[Records about charts and figures]

--*--

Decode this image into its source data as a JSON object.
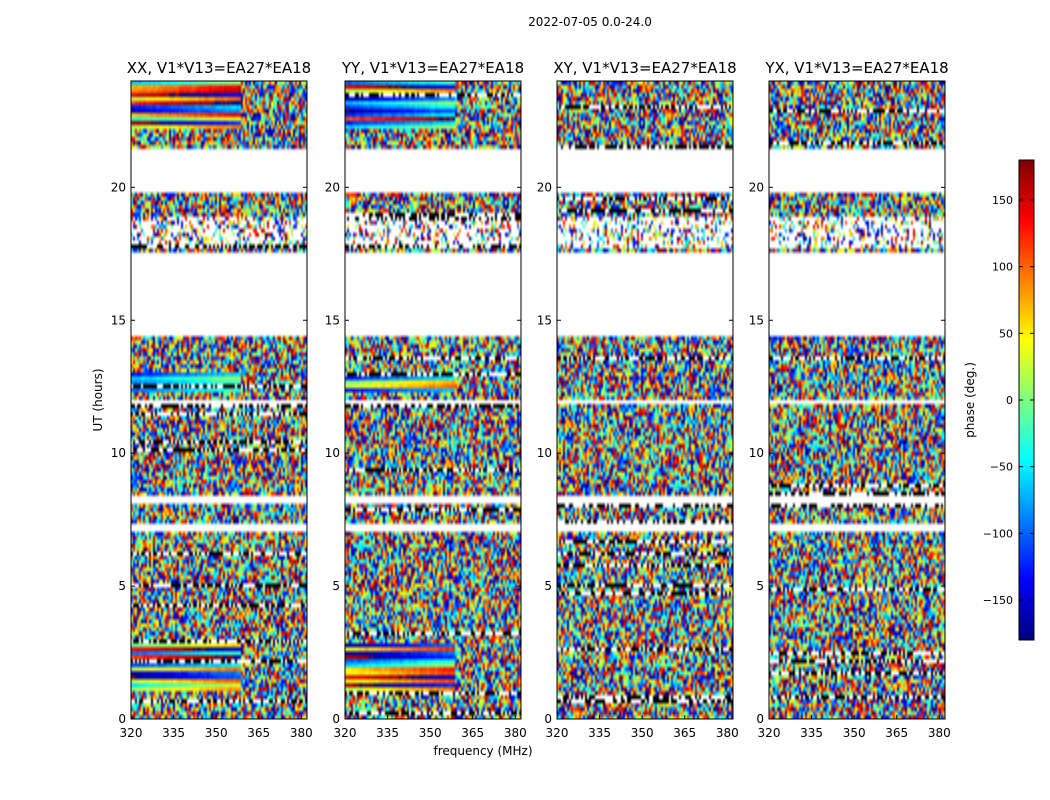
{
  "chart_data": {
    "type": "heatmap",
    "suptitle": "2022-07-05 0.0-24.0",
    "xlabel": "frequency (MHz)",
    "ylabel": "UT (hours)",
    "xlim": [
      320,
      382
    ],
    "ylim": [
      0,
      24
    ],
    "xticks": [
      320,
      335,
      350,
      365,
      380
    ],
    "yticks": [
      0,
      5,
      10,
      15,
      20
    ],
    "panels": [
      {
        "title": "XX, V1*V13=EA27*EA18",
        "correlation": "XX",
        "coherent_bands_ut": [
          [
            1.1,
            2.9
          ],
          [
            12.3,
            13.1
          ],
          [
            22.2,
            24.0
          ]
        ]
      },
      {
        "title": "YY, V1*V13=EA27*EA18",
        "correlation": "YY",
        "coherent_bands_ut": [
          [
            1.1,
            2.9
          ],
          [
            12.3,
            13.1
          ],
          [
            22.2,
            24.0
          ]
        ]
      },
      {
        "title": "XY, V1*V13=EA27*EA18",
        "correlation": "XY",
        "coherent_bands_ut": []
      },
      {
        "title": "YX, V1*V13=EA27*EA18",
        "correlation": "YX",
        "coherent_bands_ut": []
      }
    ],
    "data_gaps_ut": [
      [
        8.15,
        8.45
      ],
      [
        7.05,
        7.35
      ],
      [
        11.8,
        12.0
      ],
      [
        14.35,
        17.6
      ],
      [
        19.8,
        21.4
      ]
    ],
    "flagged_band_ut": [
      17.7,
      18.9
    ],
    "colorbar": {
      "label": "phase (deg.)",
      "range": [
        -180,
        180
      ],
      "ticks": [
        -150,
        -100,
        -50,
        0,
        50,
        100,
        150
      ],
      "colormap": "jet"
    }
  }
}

--*--

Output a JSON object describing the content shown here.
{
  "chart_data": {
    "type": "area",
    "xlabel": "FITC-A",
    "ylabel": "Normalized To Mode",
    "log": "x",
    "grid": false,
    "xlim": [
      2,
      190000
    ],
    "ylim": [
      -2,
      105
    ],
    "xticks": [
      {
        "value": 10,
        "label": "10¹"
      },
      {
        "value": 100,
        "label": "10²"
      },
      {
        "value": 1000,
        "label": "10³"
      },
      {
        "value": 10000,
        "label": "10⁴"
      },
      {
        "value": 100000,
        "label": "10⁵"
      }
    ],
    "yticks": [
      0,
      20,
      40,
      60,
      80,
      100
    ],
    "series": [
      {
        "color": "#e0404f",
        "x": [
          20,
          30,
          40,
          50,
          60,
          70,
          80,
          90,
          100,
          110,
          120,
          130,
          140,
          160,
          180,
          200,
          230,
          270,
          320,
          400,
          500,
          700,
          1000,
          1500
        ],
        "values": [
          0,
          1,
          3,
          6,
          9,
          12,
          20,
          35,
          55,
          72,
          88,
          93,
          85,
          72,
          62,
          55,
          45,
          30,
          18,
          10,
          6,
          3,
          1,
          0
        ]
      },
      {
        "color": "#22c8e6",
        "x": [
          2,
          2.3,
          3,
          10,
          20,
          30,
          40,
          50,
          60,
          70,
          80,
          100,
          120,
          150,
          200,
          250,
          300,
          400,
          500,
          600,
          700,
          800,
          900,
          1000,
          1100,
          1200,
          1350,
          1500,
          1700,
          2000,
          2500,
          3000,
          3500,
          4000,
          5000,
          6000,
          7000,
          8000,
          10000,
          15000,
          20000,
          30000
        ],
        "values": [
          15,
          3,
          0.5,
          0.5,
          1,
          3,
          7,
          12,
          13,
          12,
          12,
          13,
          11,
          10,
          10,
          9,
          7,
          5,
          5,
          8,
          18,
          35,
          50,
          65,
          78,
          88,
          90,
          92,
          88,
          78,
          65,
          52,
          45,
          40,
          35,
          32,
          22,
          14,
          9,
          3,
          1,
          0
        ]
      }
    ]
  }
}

--*--

• **DIRECTIVE**: Look through the entries above for the word "ylabel". Copy every line where it shows up.

• **ANSWER FOR THIS EXERCISE**:
    "ylabel": "UT (hours)",
    "ylabel": "Normalized To Mode",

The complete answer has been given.